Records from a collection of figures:
↓
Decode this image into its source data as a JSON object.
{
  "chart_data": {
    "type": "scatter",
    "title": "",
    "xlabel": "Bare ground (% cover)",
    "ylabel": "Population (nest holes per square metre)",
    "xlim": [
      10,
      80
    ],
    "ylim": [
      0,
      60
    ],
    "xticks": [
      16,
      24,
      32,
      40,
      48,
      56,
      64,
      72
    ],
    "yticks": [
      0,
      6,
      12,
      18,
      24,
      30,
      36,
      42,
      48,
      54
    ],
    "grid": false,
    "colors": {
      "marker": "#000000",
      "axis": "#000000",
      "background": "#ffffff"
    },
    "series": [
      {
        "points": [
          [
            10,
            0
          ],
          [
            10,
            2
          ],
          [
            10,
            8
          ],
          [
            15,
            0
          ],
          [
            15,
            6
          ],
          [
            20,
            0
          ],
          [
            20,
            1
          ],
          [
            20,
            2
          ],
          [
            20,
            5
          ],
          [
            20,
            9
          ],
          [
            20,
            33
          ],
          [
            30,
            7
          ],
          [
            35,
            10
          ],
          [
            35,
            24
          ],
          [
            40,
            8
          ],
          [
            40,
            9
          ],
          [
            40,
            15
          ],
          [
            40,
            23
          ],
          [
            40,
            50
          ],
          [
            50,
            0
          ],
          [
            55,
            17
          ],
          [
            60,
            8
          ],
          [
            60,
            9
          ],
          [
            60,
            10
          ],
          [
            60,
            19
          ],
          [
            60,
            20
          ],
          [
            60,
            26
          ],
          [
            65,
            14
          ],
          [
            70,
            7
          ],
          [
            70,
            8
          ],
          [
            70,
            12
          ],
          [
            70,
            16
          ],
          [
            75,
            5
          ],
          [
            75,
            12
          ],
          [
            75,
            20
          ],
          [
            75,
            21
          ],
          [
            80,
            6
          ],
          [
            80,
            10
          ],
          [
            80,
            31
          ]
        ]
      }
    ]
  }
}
↑
*To be done*: Could you reproduce every record above exactly as it appears?

*Answer to this exercise*:
Decode this image into its source data as a JSON object.
{
  "chart_data": {
    "type": "scatter",
    "title": "",
    "xlabel": "Bare ground (% cover)",
    "ylabel": "Population (nest holes per square metre)",
    "xlim": [
      10,
      80
    ],
    "ylim": [
      0,
      60
    ],
    "xticks": [
      16,
      24,
      32,
      40,
      48,
      56,
      64,
      72
    ],
    "yticks": [
      0,
      6,
      12,
      18,
      24,
      30,
      36,
      42,
      48,
      54
    ],
    "grid": false,
    "colors": {
      "marker": "#000000",
      "axis": "#000000",
      "background": "#ffffff"
    },
    "series": [
      {
        "points": [
          [
            10,
            0
          ],
          [
            10,
            2
          ],
          [
            10,
            8
          ],
          [
            15,
            0
          ],
          [
            15,
            6
          ],
          [
            20,
            0
          ],
          [
            20,
            1
          ],
          [
            20,
            2
          ],
          [
            20,
            5
          ],
          [
            20,
            9
          ],
          [
            20,
            33
          ],
          [
            30,
            7
          ],
          [
            35,
            10
          ],
          [
            35,
            24
          ],
          [
            40,
            8
          ],
          [
            40,
            9
          ],
          [
            40,
            15
          ],
          [
            40,
            23
          ],
          [
            40,
            50
          ],
          [
            50,
            0
          ],
          [
            55,
            17
          ],
          [
            60,
            8
          ],
          [
            60,
            9
          ],
          [
            60,
            10
          ],
          [
            60,
            19
          ],
          [
            60,
            20
          ],
          [
            60,
            26
          ],
          [
            65,
            14
          ],
          [
            70,
            7
          ],
          [
            70,
            8
          ],
          [
            70,
            12
          ],
          [
            70,
            16
          ],
          [
            75,
            5
          ],
          [
            75,
            12
          ],
          [
            75,
            20
          ],
          [
            75,
            21
          ],
          [
            80,
            6
          ],
          [
            80,
            10
          ],
          [
            80,
            31
          ]
        ]
      }
    ]
  }
}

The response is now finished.